** BEGIN **

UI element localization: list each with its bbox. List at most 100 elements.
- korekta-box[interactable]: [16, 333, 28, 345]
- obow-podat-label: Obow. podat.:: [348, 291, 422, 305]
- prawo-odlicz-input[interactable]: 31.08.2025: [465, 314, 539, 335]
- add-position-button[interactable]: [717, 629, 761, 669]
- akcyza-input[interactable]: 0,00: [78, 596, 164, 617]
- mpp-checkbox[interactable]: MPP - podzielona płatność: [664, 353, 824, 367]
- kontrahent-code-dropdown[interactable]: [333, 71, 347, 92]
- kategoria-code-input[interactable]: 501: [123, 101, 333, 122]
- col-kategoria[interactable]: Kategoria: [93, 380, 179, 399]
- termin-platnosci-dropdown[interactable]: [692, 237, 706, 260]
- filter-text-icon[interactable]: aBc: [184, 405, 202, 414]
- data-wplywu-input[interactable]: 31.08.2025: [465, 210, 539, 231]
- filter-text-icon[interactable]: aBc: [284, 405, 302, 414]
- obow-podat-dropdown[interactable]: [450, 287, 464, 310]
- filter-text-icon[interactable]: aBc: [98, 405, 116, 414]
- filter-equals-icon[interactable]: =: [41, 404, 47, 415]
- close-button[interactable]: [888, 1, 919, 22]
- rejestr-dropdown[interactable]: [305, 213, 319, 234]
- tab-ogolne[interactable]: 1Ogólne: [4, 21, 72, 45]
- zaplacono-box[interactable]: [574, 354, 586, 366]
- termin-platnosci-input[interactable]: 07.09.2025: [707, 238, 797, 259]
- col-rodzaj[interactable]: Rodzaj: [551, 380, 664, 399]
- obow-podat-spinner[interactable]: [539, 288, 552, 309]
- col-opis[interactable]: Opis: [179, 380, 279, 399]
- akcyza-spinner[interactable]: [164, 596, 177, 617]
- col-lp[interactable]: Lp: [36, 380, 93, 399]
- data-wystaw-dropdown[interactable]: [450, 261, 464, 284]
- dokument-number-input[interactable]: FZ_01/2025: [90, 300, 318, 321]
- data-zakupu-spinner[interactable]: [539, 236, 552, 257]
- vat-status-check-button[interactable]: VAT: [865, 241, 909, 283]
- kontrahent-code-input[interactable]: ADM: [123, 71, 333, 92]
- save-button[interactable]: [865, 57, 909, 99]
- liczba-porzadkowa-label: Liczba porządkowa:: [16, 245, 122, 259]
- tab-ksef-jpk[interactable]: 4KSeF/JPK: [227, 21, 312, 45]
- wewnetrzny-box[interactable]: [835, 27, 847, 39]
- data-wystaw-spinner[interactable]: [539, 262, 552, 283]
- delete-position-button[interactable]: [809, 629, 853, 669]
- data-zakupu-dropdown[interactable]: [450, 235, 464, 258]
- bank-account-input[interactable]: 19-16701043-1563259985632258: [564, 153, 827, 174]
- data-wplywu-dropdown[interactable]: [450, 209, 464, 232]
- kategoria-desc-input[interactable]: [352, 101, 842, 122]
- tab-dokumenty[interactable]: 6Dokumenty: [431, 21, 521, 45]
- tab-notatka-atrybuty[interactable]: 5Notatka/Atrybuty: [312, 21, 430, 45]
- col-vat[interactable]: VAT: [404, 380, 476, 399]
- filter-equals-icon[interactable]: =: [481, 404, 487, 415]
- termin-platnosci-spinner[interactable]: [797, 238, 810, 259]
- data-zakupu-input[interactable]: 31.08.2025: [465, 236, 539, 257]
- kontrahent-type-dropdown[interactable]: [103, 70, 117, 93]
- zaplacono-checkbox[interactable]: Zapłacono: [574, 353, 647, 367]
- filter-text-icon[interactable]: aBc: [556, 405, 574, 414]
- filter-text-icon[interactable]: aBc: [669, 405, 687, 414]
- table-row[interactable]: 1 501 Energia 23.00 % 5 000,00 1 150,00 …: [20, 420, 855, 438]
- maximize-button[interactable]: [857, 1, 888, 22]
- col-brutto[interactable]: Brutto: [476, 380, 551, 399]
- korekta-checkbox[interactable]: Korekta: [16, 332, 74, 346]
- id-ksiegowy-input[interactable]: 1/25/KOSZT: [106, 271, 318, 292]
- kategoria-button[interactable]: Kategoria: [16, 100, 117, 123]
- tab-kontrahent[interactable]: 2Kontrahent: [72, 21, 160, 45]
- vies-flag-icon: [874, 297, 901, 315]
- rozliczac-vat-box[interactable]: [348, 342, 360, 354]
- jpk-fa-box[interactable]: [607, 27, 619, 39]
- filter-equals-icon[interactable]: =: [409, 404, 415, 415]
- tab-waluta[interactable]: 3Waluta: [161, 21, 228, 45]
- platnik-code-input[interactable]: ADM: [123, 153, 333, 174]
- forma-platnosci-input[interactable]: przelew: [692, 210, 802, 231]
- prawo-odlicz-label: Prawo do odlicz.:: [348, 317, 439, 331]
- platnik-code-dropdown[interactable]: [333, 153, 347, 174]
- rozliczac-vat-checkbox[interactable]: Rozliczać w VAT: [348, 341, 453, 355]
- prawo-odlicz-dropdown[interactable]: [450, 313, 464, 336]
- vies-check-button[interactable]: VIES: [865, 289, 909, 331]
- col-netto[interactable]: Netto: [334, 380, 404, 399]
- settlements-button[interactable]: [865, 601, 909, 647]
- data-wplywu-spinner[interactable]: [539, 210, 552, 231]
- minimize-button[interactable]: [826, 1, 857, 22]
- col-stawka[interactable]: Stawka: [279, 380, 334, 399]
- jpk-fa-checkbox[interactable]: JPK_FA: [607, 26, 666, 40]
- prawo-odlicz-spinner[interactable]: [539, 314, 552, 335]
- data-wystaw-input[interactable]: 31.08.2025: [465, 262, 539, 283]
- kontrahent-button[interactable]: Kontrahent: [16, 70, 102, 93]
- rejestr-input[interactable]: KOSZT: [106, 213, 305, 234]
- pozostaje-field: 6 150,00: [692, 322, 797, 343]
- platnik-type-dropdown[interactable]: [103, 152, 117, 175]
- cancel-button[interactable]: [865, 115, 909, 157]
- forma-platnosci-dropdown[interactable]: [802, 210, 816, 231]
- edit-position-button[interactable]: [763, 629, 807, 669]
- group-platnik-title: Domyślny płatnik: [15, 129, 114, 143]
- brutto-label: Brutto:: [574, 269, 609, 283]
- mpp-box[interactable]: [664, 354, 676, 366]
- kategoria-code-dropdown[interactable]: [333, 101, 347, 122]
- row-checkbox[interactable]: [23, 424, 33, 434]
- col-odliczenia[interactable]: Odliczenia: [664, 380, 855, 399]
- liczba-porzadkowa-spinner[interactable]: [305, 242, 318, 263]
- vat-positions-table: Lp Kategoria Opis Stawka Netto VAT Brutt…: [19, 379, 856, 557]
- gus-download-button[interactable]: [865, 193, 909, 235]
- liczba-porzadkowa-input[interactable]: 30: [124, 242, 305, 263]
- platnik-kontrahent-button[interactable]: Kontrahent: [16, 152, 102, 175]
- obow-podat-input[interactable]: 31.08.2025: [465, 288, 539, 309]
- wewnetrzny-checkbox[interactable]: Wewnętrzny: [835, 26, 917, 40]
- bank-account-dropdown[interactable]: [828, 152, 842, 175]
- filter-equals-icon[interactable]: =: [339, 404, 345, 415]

** END **

_EXERCISE DESCRIPTION_. Change each "filter-text-icon" in the records to "text-filter-icon", then write out all the records again with nothing else altered.

_EXERCISE RESULT_.
UI element localization: list each with its bbox. List at most 100 elements.
- korekta-box[interactable]: [16, 333, 28, 345]
- obow-podat-label: Obow. podat.:: [348, 291, 422, 305]
- prawo-odlicz-input[interactable]: 31.08.2025: [465, 314, 539, 335]
- add-position-button[interactable]: [717, 629, 761, 669]
- akcyza-input[interactable]: 0,00: [78, 596, 164, 617]
- mpp-checkbox[interactable]: MPP - podzielona płatność: [664, 353, 824, 367]
- kontrahent-code-dropdown[interactable]: [333, 71, 347, 92]
- kategoria-code-input[interactable]: 501: [123, 101, 333, 122]
- col-kategoria[interactable]: Kategoria: [93, 380, 179, 399]
- termin-platnosci-dropdown[interactable]: [692, 237, 706, 260]
- text-filter-icon[interactable]: aBc: [184, 405, 202, 414]
- data-wplywu-input[interactable]: 31.08.2025: [465, 210, 539, 231]
- text-filter-icon[interactable]: aBc: [284, 405, 302, 414]
- obow-podat-dropdown[interactable]: [450, 287, 464, 310]
- text-filter-icon[interactable]: aBc: [98, 405, 116, 414]
- filter-equals-icon[interactable]: =: [41, 404, 47, 415]
- close-button[interactable]: [888, 1, 919, 22]
- rejestr-dropdown[interactable]: [305, 213, 319, 234]
- tab-ogolne[interactable]: 1Ogólne: [4, 21, 72, 45]
- zaplacono-box[interactable]: [574, 354, 586, 366]
- termin-platnosci-input[interactable]: 07.09.2025: [707, 238, 797, 259]
- col-rodzaj[interactable]: Rodzaj: [551, 380, 664, 399]
- obow-podat-spinner[interactable]: [539, 288, 552, 309]
- col-opis[interactable]: Opis: [179, 380, 279, 399]
- akcyza-spinner[interactable]: [164, 596, 177, 617]
- col-lp[interactable]: Lp: [36, 380, 93, 399]
- data-wystaw-dropdown[interactable]: [450, 261, 464, 284]
- dokument-number-input[interactable]: FZ_01/2025: [90, 300, 318, 321]
- data-zakupu-spinner[interactable]: [539, 236, 552, 257]
- vat-status-check-button[interactable]: VAT: [865, 241, 909, 283]
- kontrahent-code-input[interactable]: ADM: [123, 71, 333, 92]
- save-button[interactable]: [865, 57, 909, 99]
- liczba-porzadkowa-label: Liczba porządkowa:: [16, 245, 122, 259]
- tab-ksef-jpk[interactable]: 4KSeF/JPK: [227, 21, 312, 45]
- wewnetrzny-box[interactable]: [835, 27, 847, 39]
- data-wystaw-spinner[interactable]: [539, 262, 552, 283]
- delete-position-button[interactable]: [809, 629, 853, 669]
- data-zakupu-dropdown[interactable]: [450, 235, 464, 258]
- bank-account-input[interactable]: 19-16701043-1563259985632258: [564, 153, 827, 174]
- data-wplywu-dropdown[interactable]: [450, 209, 464, 232]
- kategoria-desc-input[interactable]: [352, 101, 842, 122]
- tab-dokumenty[interactable]: 6Dokumenty: [431, 21, 521, 45]
- tab-notatka-atrybuty[interactable]: 5Notatka/Atrybuty: [312, 21, 430, 45]
- col-vat[interactable]: VAT: [404, 380, 476, 399]
- filter-equals-icon[interactable]: =: [481, 404, 487, 415]
- termin-platnosci-spinner[interactable]: [797, 238, 810, 259]
- data-zakupu-input[interactable]: 31.08.2025: [465, 236, 539, 257]
- kontrahent-type-dropdown[interactable]: [103, 70, 117, 93]
- zaplacono-checkbox[interactable]: Zapłacono: [574, 353, 647, 367]
- text-filter-icon[interactable]: aBc: [556, 405, 574, 414]
- text-filter-icon[interactable]: aBc: [669, 405, 687, 414]
- table-row[interactable]: 1 501 Energia 23.00 % 5 000,00 1 150,00 …: [20, 420, 855, 438]
- maximize-button[interactable]: [857, 1, 888, 22]
- col-brutto[interactable]: Brutto: [476, 380, 551, 399]
- korekta-checkbox[interactable]: Korekta: [16, 332, 74, 346]
- id-ksiegowy-input[interactable]: 1/25/KOSZT: [106, 271, 318, 292]
- kategoria-button[interactable]: Kategoria: [16, 100, 117, 123]
- tab-kontrahent[interactable]: 2Kontrahent: [72, 21, 160, 45]
- vies-flag-icon: [874, 297, 901, 315]
- rozliczac-vat-box[interactable]: [348, 342, 360, 354]
- jpk-fa-box[interactable]: [607, 27, 619, 39]
- filter-equals-icon[interactable]: =: [409, 404, 415, 415]
- tab-waluta[interactable]: 3Waluta: [161, 21, 228, 45]
- platnik-code-input[interactable]: ADM: [123, 153, 333, 174]
- forma-platnosci-input[interactable]: przelew: [692, 210, 802, 231]
- prawo-odlicz-label: Prawo do odlicz.:: [348, 317, 439, 331]
- platnik-code-dropdown[interactable]: [333, 153, 347, 174]
- rozliczac-vat-checkbox[interactable]: Rozliczać w VAT: [348, 341, 453, 355]
- prawo-odlicz-dropdown[interactable]: [450, 313, 464, 336]
- vies-check-button[interactable]: VIES: [865, 289, 909, 331]
- col-netto[interactable]: Netto: [334, 380, 404, 399]
- settlements-button[interactable]: [865, 601, 909, 647]
- data-wplywu-spinner[interactable]: [539, 210, 552, 231]
- minimize-button[interactable]: [826, 1, 857, 22]
- col-stawka[interactable]: Stawka: [279, 380, 334, 399]
- jpk-fa-checkbox[interactable]: JPK_FA: [607, 26, 666, 40]
- prawo-odlicz-spinner[interactable]: [539, 314, 552, 335]
- data-wystaw-input[interactable]: 31.08.2025: [465, 262, 539, 283]
- kontrahent-button[interactable]: Kontrahent: [16, 70, 102, 93]
- rejestr-input[interactable]: KOSZT: [106, 213, 305, 234]
- pozostaje-field: 6 150,00: [692, 322, 797, 343]
- platnik-type-dropdown[interactable]: [103, 152, 117, 175]
- cancel-button[interactable]: [865, 115, 909, 157]
- forma-platnosci-dropdown[interactable]: [802, 210, 816, 231]
- edit-position-button[interactable]: [763, 629, 807, 669]
- group-platnik-title: Domyślny płatnik: [15, 129, 114, 143]
- brutto-label: Brutto:: [574, 269, 609, 283]
- mpp-box[interactable]: [664, 354, 676, 366]
- kategoria-code-dropdown[interactable]: [333, 101, 347, 122]
- row-checkbox[interactable]: [23, 424, 33, 434]
- col-odliczenia[interactable]: Odliczenia: [664, 380, 855, 399]
- liczba-porzadkowa-spinner[interactable]: [305, 242, 318, 263]
- vat-positions-table: Lp Kategoria Opis Stawka Netto VAT Brutt…: [19, 379, 856, 557]
- gus-download-button[interactable]: [865, 193, 909, 235]
- liczba-porzadkowa-input[interactable]: 30: [124, 242, 305, 263]
- platnik-kontrahent-button[interactable]: Kontrahent: [16, 152, 102, 175]
- obow-podat-input[interactable]: 31.08.2025: [465, 288, 539, 309]
- wewnetrzny-checkbox[interactable]: Wewnętrzny: [835, 26, 917, 40]
- bank-account-dropdown[interactable]: [828, 152, 842, 175]
- filter-equals-icon[interactable]: =: [339, 404, 345, 415]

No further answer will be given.